▸ **Required task**
Please tally the rows that contain the string "time", treating uppercase and lowercase as different, and give only the number.

▸ **Data extract**
>>>>>

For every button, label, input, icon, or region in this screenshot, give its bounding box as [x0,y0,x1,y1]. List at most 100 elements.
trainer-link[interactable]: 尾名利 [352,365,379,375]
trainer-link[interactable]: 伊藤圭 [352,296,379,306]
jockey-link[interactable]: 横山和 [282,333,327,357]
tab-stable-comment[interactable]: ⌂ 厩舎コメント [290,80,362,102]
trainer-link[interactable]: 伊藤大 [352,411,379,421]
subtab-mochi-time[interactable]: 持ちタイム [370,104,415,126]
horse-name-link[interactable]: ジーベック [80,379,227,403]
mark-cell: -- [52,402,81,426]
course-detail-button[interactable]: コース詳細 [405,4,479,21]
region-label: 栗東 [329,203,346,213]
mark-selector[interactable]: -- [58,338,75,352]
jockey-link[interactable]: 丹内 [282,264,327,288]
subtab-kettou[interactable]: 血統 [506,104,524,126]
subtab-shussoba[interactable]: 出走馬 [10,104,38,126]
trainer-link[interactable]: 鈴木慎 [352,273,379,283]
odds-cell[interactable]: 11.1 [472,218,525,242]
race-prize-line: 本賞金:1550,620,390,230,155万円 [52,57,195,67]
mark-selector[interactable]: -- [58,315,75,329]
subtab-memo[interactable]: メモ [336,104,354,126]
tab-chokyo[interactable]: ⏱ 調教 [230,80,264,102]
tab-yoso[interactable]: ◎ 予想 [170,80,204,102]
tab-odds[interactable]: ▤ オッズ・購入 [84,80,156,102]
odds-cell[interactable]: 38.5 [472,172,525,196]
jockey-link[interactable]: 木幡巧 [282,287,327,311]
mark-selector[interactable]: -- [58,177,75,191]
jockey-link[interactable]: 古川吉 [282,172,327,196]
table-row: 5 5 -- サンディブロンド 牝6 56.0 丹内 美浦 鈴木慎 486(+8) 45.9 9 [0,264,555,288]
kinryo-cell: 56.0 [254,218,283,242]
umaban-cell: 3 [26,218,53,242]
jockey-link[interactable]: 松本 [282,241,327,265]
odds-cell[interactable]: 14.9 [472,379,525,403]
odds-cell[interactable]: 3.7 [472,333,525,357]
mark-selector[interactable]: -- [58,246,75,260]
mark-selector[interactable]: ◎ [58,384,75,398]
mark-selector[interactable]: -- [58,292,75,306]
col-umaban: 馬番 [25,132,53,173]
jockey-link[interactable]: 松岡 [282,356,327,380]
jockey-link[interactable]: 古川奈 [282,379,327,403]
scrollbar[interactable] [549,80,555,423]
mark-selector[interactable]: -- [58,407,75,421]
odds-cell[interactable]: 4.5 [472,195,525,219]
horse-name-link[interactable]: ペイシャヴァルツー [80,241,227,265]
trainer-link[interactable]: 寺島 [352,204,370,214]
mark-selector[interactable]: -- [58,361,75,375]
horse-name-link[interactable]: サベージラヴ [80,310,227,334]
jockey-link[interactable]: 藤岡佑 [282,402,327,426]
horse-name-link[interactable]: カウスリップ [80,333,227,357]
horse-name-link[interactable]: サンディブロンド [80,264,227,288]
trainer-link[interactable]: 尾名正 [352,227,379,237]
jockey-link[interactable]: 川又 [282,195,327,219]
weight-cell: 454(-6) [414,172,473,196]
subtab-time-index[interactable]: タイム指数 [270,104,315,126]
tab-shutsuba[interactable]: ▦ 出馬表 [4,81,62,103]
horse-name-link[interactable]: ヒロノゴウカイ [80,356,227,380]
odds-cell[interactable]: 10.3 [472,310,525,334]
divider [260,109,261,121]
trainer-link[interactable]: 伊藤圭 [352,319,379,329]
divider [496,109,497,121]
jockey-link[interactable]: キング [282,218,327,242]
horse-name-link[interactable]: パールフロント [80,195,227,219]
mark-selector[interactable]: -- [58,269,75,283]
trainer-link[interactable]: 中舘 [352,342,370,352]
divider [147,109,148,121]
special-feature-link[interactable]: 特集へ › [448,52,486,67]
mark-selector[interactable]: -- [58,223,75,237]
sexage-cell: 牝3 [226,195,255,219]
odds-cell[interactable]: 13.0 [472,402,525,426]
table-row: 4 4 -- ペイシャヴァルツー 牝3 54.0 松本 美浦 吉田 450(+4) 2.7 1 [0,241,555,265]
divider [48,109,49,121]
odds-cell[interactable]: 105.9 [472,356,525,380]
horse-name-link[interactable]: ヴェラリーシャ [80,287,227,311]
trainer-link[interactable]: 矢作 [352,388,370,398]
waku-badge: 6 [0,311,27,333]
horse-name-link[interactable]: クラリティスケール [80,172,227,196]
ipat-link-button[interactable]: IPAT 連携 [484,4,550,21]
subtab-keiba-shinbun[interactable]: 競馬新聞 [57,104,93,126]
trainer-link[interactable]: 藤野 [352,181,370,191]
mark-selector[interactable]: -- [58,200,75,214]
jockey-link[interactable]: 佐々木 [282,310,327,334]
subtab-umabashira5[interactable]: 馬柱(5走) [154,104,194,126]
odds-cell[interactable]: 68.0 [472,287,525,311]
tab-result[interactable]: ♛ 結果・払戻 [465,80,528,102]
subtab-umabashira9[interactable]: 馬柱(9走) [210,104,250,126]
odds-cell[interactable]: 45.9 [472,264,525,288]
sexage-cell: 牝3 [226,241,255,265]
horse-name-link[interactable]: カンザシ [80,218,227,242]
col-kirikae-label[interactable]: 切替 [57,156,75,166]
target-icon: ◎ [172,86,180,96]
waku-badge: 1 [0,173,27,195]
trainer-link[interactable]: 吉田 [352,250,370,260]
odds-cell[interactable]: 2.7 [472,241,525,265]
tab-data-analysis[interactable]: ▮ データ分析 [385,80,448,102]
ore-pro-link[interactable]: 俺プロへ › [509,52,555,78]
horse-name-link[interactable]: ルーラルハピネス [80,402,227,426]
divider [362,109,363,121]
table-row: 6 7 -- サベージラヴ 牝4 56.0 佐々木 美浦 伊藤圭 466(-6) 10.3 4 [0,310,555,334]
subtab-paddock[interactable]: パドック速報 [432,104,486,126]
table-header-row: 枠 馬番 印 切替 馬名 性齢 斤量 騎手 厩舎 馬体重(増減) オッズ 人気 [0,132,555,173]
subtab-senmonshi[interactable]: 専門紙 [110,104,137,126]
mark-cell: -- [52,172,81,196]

<<<<<
>>>>>

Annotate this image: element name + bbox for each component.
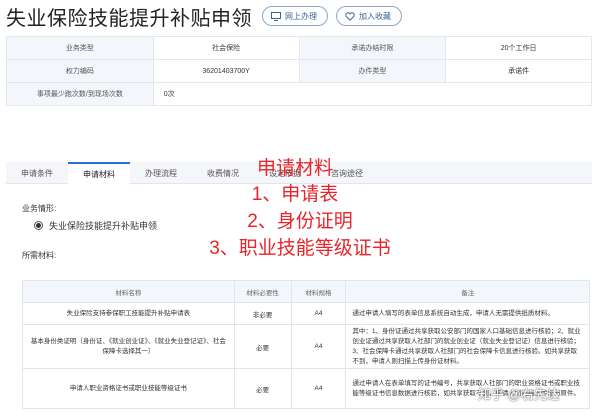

<<<<<

▸ **Reply to the task**
2